▸ Activity
Copy the full text on non-β-oxidizable fatty acid analogues exactly, with no changes.

By introducing particular atoms into a fatty acid, fatty acid analogues are produced that are not catabolized by β-oxidation. For example, European Patent Specification No. 0345038 described the preparation of non-β-oxidizable fatty acid analogues having the general formulaAlkyl-X—CH2COORwherein Alkyl represents a saturated or unsaturated hydrocarbon group of from 8 to 22 carbon atoms; X represents O, S, SO, and SO2; and R represents hydrogen or a C1-C4 alkyl. Subsequently, PCT/NO99/00135, PCT/NO99/00136, and PCT/NO99/00149 described similar non-β-oxidizable fatty acid analogues having the formulaCH3—[CH2]m—[Xi—CH2]n—COORwherein n is an integer from 1 to 12; m is an integer from 0 to 23; i is an odd number that indicates the position of Xi relative to COOR; Xi are independently selected from the group comprising O, S, SO, SO2, Se, and CH2; and R represents hydrogen or C1-C4 alkyl; with the proviso that at least one of the Xi is not CH2. As indicated by these two formulae, these compounds comprise one or several X groups (e.g., selenium or sulfur) at positions 3, 5, 7, 9, etc.
Due to the X atom (e.g., sulfur or selenium) that is substituted in the carbon chain of these fatty acid analogues, the compounds are not β-oxidized in the mitochondria beyond the position of the X atom. Thus, the degradation of these molecules must start from the methyl end of the fatty acid, which is a rather slow metabolic process. As such, the catabolism of these fatty acid analogues includes ω-oxidation and chain shortening of the dicarboxylic acid by peroxisomes. Enzymes in the endoplasmic reticulum ω-hydroxylate and further oxidize the hydroxylated fatty acid to a dicarboxylic acid. This acid may then be chain shortened by β-oxidation in the peroxisomes.

Data for recognizing document structure:
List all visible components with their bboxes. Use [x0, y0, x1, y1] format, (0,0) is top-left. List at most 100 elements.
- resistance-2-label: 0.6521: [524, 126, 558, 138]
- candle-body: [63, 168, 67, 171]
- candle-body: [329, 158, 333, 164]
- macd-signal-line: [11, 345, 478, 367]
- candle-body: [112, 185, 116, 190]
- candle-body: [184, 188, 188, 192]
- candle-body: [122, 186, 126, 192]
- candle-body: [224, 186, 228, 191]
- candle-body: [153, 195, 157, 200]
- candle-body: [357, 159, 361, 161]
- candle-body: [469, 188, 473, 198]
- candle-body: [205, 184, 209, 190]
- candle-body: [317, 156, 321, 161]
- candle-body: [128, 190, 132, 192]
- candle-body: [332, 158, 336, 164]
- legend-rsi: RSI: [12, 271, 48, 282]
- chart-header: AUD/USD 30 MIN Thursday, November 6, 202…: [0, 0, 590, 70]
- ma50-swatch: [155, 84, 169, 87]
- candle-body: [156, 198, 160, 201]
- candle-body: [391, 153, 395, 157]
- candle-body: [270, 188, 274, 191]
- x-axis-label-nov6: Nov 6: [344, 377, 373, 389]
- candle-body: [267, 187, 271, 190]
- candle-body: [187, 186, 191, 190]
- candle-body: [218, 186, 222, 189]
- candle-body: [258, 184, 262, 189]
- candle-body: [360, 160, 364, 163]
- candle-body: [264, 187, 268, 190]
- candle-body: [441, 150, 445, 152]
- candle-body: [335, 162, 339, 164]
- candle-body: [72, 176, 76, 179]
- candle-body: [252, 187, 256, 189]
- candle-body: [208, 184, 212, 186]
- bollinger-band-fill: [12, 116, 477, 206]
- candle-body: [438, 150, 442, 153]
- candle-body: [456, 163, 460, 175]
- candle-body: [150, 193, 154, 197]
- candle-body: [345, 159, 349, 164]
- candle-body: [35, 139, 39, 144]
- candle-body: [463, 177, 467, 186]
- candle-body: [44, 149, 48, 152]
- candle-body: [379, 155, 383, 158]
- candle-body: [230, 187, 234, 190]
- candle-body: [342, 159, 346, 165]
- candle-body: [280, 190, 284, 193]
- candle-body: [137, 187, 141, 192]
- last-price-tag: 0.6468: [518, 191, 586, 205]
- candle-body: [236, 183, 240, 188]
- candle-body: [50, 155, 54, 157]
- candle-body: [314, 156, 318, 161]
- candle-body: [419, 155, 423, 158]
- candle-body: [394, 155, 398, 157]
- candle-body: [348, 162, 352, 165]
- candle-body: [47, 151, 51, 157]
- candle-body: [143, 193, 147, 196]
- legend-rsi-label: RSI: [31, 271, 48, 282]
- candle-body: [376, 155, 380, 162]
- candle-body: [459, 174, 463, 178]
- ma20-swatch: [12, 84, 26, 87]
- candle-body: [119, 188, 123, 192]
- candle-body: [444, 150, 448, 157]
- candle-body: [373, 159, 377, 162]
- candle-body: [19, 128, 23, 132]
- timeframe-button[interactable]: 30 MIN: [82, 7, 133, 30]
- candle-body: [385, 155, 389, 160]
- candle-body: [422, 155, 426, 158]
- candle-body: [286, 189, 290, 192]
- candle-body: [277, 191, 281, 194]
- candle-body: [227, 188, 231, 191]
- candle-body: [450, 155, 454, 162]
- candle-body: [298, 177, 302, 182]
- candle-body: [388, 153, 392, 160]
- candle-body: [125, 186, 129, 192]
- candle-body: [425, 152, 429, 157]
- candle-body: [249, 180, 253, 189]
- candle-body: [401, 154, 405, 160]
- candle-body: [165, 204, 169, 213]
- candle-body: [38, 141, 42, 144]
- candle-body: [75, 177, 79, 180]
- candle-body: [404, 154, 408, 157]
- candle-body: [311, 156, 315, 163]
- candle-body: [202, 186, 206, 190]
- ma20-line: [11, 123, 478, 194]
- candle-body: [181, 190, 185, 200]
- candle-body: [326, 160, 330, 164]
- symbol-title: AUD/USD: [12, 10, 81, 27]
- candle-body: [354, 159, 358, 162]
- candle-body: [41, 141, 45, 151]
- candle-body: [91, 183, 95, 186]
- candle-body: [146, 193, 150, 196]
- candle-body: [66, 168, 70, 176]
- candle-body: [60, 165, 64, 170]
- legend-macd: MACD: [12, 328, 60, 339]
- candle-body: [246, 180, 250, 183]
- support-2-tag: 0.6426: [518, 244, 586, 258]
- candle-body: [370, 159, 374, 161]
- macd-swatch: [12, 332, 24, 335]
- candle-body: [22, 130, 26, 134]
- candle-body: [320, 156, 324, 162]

▸ Final answer
By introducing particular atoms into a fatty acid, fatty acid analogues are produced that are not catabolized by β-oxidation. For example, European Patent Specification No. 0345038 described the preparation of non-β-oxidizable fatty acid analogues having the general formulaAlkyl-X—CH2COORwherein Alkyl represents a saturated or unsaturated hydrocarbon group of from 8 to 22 carbon atoms; X represents O, S, SO, and SO2; and R represents hydrogen or a C1-C4 alkyl. Subsequently, PCT/NO99/00135, PCT/NO99/00136, and PCT/NO99/00149 described similar non-β-oxidizable fatty acid analogues having the formulaCH3—[CH2]m—[Xi—CH2]n—COORwherein n is an integer from 1 to 12; m is an integer from 0 to 23; i is an odd number that indicates the position of Xi relative to COOR; Xi are independently selected from the group comprising O, S, SO, SO2, Se, and CH2; and R represents hydrogen or C1-C4 alkyl; with the proviso that at least one of the Xi is not CH2. As indicated by these two formulae, these compounds comprise one or several X groups (e.g., selenium or sulfur) at positions 3, 5, 7, 9, etc.
Due to the X atom (e.g., sulfur or selenium) that is substituted in the carbon chain of these fatty acid analogues, the compounds are not β-oxidized in the mitochondria beyond the position of the X atom. Thus, the degradation of these molecules must start from the methyl end of the fatty acid, which is a rather slow metabolic process. As such, the catabolism of these fatty acid analogues includes ω-oxidation and chain shortening of the dicarboxylic acid by peroxisomes. Enzymes in the endoplasmic reticulum ω-hydroxylate and further oxidize the hydroxylated fatty acid to a dicarboxylic acid. This acid may then be chain shortened by β-oxidation in the peroxisomes.